REQUIREMENTS »
Return each entry exactly, with none missing.

(Records)
┌────────

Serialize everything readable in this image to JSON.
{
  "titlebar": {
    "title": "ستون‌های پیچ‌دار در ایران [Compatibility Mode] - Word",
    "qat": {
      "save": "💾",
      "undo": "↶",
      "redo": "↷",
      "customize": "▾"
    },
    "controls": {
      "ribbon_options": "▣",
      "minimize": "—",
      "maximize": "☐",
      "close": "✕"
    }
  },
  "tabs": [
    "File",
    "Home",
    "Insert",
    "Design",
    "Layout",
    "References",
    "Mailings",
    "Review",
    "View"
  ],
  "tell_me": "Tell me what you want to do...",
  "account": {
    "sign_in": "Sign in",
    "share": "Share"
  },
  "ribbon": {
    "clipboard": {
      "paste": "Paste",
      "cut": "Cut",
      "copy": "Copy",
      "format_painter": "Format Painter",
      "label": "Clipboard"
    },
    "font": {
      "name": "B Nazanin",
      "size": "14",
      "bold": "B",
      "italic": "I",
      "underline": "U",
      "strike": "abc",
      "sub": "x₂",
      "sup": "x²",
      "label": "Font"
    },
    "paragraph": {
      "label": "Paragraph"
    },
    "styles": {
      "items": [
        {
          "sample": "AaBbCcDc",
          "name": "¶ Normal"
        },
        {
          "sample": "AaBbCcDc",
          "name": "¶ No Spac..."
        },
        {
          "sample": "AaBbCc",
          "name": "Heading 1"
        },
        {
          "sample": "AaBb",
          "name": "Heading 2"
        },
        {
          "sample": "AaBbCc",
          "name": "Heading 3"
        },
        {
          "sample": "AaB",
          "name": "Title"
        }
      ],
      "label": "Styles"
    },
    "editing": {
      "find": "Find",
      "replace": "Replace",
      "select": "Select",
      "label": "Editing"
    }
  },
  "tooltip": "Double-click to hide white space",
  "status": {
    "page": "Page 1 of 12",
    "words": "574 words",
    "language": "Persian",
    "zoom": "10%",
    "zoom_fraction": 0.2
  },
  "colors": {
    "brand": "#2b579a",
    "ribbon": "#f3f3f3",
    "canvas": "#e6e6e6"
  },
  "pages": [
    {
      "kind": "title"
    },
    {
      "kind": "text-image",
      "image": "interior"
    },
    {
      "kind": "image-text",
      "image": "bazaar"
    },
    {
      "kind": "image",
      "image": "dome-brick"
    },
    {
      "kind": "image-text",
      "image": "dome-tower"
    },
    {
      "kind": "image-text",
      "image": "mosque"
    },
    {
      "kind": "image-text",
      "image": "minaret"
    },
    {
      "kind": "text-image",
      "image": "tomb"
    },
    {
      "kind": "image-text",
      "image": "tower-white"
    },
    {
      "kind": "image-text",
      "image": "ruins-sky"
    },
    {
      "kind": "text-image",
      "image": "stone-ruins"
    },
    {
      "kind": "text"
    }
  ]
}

└────────

TASK OUTPUT »
Serialize everything readable in this image to JSON.
{
  "titlebar": {
    "title": "ستون‌های پیچ‌دار در ایران [Compatibility Mode] - Word",
    "qat": {
      "save": "💾",
      "undo": "↶",
      "redo": "↷",
      "customize": "▾"
    },
    "controls": {
      "ribbon_options": "▣",
      "minimize": "—",
      "maximize": "☐",
      "close": "✕"
    }
  },
  "tabs": [
    "File",
    "Home",
    "Insert",
    "Design",
    "Layout",
    "References",
    "Mailings",
    "Review",
    "View"
  ],
  "tell_me": "Tell me what you want to do...",
  "account": {
    "sign_in": "Sign in",
    "share": "Share"
  },
  "ribbon": {
    "clipboard": {
      "paste": "Paste",
      "cut": "Cut",
      "copy": "Copy",
      "format_painter": "Format Painter",
      "label": "Clipboard"
    },
    "font": {
      "name": "B Nazanin",
      "size": "14",
      "bold": "B",
      "italic": "I",
      "underline": "U",
      "strike": "abc",
      "sub": "x₂",
      "sup": "x²",
      "label": "Font"
    },
    "paragraph": {
      "label": "Paragraph"
    },
    "styles": {
      "items": [
        {
          "sample": "AaBbCcDc",
          "name": "¶ Normal"
        },
        {
          "sample": "AaBbCcDc",
          "name": "¶ No Spac..."
        },
        {
          "sample": "AaBbCc",
          "name": "Heading 1"
        },
        {
          "sample": "AaBb",
          "name": "Heading 2"
        },
        {
          "sample": "AaBbCc",
          "name": "Heading 3"
        },
        {
          "sample": "AaB",
          "name": "Title"
        }
      ],
      "label": "Styles"
    },
    "editing": {
      "find": "Find",
      "replace": "Replace",
      "select": "Select",
      "label": "Editing"
    }
  },
  "tooltip": "Double-click to hide white space",
  "status": {
    "page": "Page 1 of 12",
    "words": "574 words",
    "language": "Persian",
    "zoom": "10%",
    "zoom_fraction": 0.2
  },
  "colors": {
    "brand": "#2b579a",
    "ribbon": "#f3f3f3",
    "canvas": "#e6e6e6"
  },
  "pages": [
    {
      "kind": "title"
    },
    {
      "kind": "text-image",
      "image": "interior"
    },
    {
      "kind": "image-text",
      "image": "bazaar"
    },
    {
      "kind": "image",
      "image": "dome-brick"
    },
    {
      "kind": "image-text",
      "image": "dome-tower"
    },
    {
      "kind": "image-text",
      "image": "mosque"
    },
    {
      "kind": "image-text",
      "image": "minaret"
    },
    {
      "kind": "text-image",
      "image": "tomb"
    },
    {
      "kind": "image-text",
      "image": "tower-white"
    },
    {
      "kind": "image-text",
      "image": "ruins-sky"
    },
    {
      "kind": "text-image",
      "image": "stone-ruins"
    },
    {
      "kind": "text"
    }
  ]
}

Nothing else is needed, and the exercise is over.